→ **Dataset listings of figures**
↓

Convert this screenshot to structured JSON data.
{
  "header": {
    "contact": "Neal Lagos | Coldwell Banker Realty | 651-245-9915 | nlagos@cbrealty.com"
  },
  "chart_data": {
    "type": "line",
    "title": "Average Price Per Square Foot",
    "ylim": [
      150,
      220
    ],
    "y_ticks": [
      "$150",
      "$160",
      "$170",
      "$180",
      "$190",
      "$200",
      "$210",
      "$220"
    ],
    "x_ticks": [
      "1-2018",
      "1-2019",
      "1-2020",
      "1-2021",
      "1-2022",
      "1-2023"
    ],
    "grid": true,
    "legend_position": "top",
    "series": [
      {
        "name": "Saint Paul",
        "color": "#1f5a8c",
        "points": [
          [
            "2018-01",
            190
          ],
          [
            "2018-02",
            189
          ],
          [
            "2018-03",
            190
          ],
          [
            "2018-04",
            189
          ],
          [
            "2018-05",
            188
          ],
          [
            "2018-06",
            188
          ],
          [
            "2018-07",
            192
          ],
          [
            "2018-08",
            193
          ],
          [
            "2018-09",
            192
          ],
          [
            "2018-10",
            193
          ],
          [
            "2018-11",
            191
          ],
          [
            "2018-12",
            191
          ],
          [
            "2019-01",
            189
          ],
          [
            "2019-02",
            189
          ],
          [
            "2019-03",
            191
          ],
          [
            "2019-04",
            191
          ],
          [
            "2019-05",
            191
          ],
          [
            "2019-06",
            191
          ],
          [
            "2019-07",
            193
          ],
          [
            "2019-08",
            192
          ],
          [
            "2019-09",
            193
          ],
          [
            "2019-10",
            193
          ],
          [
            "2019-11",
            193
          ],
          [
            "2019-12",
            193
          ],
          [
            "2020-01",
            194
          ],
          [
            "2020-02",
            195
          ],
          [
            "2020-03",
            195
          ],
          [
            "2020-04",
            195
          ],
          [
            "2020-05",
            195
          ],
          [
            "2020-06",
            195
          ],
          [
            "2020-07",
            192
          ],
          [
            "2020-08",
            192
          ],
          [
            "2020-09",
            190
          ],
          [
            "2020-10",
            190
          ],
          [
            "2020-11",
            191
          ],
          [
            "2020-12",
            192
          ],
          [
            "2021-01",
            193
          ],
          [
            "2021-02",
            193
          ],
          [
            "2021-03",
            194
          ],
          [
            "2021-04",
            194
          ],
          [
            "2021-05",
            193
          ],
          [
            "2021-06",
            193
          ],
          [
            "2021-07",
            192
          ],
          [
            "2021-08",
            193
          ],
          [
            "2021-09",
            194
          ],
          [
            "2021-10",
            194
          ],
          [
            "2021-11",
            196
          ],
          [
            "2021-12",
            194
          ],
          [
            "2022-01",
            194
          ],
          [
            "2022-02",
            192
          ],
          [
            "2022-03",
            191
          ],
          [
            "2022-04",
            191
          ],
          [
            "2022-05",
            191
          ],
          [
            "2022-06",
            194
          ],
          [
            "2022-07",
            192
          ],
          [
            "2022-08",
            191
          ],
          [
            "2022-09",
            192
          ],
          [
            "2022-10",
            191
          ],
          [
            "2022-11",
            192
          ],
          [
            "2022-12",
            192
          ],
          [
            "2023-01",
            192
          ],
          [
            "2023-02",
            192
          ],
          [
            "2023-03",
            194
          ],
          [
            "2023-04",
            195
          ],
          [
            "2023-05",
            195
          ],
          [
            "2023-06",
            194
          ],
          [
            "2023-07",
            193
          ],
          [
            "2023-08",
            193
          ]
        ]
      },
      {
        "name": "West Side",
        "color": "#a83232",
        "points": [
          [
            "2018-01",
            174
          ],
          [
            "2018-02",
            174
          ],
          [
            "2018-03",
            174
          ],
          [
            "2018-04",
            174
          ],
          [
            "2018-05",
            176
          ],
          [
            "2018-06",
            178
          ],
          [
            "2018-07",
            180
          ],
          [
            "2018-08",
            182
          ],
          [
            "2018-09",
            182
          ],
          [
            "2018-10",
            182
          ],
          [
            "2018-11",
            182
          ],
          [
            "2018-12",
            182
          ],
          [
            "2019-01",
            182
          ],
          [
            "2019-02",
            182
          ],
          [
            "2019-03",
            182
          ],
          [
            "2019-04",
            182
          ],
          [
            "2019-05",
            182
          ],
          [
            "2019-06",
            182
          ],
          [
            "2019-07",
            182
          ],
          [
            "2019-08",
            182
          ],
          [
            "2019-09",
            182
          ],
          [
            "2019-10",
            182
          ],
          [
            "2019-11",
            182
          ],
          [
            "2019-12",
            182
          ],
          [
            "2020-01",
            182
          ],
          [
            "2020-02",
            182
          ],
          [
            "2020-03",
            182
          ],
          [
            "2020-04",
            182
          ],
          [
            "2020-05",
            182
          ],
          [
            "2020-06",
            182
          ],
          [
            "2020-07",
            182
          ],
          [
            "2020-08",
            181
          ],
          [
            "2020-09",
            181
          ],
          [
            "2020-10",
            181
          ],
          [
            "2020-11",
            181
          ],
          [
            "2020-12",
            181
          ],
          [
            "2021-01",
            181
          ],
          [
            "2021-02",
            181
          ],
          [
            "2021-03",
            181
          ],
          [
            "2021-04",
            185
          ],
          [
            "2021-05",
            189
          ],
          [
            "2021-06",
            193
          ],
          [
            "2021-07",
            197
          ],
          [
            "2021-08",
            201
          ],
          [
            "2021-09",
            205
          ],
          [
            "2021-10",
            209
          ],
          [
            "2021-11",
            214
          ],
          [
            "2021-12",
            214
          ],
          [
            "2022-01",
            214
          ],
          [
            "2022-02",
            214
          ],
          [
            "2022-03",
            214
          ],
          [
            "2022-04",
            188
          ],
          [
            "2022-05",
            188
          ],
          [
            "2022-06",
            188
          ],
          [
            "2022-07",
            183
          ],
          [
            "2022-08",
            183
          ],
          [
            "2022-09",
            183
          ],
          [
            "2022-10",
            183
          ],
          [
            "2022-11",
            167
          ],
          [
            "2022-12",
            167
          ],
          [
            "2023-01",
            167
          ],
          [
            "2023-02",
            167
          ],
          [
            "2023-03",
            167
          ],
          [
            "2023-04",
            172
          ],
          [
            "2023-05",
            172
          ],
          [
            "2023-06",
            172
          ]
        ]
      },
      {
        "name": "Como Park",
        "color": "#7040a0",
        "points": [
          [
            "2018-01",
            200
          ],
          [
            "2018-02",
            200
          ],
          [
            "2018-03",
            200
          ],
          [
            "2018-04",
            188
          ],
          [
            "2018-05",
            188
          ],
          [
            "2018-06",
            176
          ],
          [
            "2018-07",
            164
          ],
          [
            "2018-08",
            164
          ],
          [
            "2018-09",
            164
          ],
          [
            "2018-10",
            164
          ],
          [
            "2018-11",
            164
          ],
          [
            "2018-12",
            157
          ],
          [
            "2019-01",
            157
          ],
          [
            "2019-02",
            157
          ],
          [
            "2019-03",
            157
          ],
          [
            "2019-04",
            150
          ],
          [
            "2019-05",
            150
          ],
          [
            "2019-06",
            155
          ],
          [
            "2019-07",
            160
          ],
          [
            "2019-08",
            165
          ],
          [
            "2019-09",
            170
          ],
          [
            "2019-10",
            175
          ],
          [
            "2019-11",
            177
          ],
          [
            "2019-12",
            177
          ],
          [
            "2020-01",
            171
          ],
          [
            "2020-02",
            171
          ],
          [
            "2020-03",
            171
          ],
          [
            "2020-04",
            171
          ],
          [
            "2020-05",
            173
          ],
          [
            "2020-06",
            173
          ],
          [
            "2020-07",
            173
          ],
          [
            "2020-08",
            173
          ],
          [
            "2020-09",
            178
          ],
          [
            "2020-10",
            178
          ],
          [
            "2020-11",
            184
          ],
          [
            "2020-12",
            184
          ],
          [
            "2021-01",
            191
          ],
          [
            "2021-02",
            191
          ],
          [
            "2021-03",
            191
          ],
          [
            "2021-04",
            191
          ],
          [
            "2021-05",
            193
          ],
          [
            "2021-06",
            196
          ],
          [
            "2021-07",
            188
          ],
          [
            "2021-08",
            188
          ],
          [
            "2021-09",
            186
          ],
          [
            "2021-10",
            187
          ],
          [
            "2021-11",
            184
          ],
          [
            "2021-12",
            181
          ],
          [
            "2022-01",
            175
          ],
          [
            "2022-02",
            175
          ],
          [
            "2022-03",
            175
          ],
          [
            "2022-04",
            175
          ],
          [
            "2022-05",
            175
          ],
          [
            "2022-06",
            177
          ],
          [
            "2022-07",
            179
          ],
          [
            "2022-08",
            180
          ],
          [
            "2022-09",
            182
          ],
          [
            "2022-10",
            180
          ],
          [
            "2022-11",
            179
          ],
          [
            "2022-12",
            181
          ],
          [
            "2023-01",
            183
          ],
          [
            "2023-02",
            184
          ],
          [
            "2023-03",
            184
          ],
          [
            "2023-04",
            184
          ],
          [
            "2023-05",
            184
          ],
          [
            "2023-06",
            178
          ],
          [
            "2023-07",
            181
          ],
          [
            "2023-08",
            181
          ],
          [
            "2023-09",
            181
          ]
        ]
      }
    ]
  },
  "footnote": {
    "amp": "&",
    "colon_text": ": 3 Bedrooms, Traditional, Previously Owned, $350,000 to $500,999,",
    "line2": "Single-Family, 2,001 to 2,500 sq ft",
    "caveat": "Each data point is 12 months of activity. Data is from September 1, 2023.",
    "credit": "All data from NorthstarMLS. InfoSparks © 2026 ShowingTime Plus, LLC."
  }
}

↑

→ **Task prompt**
Find the word "from" and list each line it appears in.

→ **Reply to the task**
    "caveat": "Each data point is 12 months of activity. Data is from September 1, 2023.",
    "credit": "All data from NorthstarMLS. InfoSparks © 2026 ShowingTime Plus, LLC."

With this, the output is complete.